§ PROBLEM
Provide the number of lines containing the word "letter", and nothing else.

§ DATASET
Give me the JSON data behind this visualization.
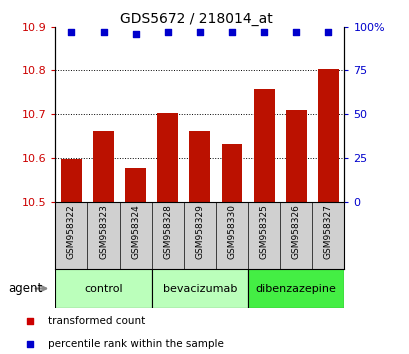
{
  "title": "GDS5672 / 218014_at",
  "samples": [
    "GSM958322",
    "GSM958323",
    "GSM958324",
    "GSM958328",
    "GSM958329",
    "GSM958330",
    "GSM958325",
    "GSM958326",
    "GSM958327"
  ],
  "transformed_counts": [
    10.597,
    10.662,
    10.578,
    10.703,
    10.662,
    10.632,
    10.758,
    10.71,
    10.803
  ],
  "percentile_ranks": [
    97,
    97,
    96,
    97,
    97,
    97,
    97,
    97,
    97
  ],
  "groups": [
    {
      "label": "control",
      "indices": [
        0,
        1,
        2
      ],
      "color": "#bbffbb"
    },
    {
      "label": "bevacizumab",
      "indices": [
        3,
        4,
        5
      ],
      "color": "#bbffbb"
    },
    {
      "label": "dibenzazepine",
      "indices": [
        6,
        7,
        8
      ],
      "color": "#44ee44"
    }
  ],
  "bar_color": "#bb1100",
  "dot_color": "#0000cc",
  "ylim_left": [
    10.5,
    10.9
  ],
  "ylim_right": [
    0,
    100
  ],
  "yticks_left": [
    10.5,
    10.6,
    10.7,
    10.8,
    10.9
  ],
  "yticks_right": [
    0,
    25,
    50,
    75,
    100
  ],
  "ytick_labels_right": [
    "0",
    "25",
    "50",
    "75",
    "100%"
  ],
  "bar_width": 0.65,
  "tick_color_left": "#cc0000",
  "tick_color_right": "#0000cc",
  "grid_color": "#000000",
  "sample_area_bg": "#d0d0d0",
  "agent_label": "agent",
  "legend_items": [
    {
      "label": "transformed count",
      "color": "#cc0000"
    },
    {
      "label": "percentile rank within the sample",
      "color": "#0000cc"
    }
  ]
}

---

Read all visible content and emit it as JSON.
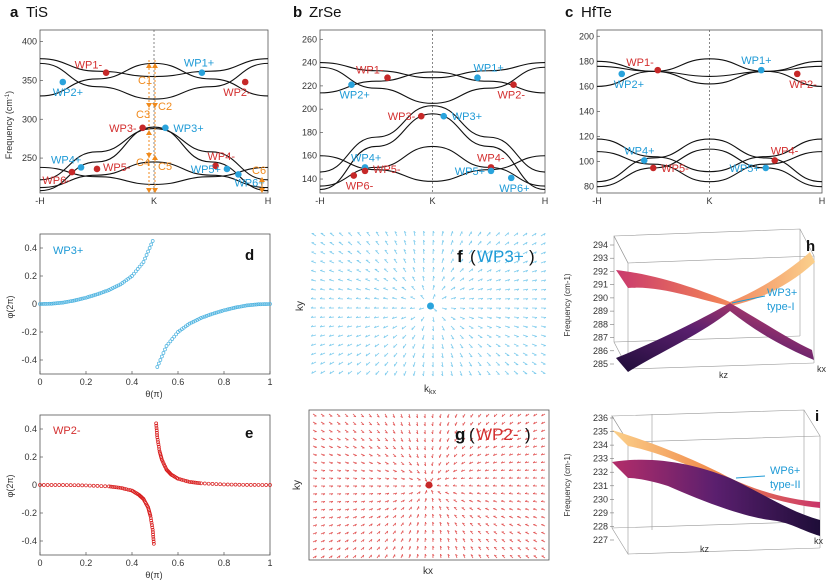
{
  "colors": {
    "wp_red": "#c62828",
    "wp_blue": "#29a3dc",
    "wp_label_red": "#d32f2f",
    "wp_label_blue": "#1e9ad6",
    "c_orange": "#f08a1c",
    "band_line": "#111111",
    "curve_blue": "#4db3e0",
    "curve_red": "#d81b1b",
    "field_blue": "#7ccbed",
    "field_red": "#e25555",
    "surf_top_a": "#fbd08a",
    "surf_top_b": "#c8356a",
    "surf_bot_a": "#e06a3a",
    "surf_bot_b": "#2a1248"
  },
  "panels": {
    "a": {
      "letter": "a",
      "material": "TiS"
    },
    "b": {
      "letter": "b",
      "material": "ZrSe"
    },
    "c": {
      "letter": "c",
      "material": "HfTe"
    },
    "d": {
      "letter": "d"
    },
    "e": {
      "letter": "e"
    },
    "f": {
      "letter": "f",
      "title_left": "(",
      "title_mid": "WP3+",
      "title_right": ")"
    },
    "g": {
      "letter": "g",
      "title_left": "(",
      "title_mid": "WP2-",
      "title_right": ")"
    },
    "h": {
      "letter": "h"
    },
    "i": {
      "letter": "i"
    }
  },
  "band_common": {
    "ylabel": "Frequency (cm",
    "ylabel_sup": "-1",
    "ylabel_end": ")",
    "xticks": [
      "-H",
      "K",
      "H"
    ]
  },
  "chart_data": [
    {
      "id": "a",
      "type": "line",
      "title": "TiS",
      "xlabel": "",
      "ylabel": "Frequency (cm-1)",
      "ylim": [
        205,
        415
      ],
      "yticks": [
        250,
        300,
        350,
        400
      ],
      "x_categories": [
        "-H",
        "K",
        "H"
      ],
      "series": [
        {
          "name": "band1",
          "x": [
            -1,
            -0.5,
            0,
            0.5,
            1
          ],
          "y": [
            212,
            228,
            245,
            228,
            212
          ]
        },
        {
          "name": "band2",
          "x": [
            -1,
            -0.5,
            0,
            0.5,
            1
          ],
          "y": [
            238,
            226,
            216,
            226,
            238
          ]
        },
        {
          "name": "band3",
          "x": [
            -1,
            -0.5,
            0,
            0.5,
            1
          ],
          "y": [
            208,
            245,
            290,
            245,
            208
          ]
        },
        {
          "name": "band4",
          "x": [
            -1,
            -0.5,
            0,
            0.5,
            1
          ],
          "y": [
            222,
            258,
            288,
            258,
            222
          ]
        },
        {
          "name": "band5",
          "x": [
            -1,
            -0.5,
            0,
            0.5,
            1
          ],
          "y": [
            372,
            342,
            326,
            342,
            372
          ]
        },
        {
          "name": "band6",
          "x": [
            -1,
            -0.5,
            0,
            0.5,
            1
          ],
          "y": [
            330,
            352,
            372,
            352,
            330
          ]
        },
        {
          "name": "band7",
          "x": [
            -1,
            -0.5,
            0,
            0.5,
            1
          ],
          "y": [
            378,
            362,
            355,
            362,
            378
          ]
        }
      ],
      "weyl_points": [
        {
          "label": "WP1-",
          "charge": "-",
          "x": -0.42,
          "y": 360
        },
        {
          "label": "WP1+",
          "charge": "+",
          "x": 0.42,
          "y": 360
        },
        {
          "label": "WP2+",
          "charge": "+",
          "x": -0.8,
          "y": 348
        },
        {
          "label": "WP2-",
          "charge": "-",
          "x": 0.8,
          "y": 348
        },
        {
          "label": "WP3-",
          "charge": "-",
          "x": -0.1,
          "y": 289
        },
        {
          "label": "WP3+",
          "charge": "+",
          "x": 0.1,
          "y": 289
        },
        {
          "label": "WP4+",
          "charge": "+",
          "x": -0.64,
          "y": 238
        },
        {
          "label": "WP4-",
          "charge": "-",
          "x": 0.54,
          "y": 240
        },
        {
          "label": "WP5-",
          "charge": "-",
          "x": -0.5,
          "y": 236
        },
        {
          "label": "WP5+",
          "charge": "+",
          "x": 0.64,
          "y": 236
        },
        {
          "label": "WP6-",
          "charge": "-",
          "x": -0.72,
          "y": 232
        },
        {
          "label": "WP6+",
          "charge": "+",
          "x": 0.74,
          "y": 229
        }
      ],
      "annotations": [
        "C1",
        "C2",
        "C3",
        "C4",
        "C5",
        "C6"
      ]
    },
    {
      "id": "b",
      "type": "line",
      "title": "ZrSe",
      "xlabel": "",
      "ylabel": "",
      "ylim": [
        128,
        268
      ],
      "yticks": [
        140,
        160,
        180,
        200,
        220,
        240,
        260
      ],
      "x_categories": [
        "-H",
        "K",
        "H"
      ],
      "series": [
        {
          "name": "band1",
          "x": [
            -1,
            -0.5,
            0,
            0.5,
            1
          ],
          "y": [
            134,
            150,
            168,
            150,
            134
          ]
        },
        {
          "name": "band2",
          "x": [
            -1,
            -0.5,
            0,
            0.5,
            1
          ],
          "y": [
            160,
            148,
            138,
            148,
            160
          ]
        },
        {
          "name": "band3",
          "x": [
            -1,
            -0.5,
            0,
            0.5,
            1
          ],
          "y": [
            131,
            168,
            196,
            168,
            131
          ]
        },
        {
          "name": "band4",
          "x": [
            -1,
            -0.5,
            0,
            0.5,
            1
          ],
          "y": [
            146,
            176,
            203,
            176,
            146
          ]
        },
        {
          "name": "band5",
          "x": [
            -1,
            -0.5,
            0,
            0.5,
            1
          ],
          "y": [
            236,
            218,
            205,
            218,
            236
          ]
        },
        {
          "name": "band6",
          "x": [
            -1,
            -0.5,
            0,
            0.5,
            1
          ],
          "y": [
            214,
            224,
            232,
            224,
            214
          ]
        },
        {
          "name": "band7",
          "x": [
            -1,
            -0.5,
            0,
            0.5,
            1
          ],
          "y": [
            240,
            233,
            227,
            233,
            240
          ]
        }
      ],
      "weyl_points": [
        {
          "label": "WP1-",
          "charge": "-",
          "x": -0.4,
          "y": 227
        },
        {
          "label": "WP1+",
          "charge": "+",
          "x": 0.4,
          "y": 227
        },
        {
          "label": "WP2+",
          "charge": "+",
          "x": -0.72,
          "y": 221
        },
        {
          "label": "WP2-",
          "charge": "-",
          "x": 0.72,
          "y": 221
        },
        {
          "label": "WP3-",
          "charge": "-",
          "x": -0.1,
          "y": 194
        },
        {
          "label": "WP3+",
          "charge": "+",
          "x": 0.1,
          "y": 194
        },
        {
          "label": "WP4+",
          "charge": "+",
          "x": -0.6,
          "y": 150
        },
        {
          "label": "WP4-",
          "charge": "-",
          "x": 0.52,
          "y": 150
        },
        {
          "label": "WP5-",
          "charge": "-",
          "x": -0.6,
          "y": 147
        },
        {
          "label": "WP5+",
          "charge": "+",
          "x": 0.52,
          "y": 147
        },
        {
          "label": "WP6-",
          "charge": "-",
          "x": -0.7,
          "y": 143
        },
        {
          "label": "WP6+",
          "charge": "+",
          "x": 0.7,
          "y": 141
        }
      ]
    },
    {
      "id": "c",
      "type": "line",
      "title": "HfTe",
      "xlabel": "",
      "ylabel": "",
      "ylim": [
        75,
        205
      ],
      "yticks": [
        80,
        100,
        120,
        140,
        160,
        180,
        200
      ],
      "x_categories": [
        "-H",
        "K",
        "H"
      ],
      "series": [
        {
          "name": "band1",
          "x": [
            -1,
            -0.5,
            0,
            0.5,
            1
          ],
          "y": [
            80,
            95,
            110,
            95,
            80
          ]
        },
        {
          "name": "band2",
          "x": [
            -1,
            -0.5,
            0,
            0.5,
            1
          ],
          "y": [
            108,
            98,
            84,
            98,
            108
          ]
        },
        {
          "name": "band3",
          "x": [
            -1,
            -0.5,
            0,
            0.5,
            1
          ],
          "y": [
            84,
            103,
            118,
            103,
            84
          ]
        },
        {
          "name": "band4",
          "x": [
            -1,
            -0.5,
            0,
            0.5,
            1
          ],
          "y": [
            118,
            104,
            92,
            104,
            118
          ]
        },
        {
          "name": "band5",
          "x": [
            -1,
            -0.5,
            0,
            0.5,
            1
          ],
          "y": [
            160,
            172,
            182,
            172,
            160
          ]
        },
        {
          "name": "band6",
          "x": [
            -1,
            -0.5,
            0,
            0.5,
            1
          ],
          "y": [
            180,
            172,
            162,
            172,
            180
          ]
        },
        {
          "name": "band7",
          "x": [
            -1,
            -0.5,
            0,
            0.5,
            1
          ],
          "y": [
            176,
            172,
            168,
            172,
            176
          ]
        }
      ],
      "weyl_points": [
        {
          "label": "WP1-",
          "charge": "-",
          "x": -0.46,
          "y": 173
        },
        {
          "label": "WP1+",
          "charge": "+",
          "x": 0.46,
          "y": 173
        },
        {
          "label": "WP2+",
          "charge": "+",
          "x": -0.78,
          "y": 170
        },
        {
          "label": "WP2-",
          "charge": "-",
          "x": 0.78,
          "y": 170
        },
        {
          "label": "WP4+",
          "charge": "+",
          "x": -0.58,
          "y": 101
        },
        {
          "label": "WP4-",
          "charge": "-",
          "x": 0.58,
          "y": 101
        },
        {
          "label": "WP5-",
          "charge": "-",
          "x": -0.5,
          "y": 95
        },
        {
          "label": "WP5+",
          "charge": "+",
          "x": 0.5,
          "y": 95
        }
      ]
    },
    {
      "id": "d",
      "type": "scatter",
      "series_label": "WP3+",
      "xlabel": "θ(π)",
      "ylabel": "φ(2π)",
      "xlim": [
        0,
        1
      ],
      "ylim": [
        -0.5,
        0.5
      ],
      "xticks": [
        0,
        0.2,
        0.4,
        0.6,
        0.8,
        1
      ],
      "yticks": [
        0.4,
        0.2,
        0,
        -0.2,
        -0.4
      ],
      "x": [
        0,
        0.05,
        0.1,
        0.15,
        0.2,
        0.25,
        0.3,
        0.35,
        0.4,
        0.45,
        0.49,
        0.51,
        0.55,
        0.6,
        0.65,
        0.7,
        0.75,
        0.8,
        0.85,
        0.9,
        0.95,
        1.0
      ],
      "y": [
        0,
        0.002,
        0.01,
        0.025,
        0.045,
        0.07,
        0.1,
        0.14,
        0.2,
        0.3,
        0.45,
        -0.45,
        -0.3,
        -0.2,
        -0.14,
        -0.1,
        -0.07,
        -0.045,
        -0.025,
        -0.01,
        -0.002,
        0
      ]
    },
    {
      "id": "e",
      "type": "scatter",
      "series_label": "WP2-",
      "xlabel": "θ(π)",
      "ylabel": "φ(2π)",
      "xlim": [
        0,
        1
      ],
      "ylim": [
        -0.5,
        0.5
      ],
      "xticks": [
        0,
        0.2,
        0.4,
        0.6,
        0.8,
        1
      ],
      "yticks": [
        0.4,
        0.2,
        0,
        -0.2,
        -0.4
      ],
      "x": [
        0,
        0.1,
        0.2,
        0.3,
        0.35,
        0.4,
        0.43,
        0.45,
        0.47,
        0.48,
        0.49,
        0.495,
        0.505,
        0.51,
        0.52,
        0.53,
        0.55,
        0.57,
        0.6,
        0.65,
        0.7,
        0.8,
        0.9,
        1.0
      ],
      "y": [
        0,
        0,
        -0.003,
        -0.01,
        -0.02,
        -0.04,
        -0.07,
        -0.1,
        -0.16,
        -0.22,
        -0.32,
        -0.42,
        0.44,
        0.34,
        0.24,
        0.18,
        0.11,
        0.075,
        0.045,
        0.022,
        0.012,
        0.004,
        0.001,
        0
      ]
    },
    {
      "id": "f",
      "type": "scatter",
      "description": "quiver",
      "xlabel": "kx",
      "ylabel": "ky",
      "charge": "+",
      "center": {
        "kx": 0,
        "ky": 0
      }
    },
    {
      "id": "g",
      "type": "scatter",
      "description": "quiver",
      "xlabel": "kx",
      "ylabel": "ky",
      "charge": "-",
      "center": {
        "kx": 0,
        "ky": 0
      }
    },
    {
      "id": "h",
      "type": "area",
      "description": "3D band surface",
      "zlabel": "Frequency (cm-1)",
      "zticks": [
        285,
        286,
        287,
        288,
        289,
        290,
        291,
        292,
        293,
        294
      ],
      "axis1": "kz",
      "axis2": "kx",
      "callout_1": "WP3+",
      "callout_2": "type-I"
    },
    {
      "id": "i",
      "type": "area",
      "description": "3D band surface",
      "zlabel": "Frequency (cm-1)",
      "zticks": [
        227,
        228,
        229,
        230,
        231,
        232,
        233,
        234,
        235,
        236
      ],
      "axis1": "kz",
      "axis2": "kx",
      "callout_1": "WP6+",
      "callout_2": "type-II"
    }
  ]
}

§ EXERCISE SOLUTION
9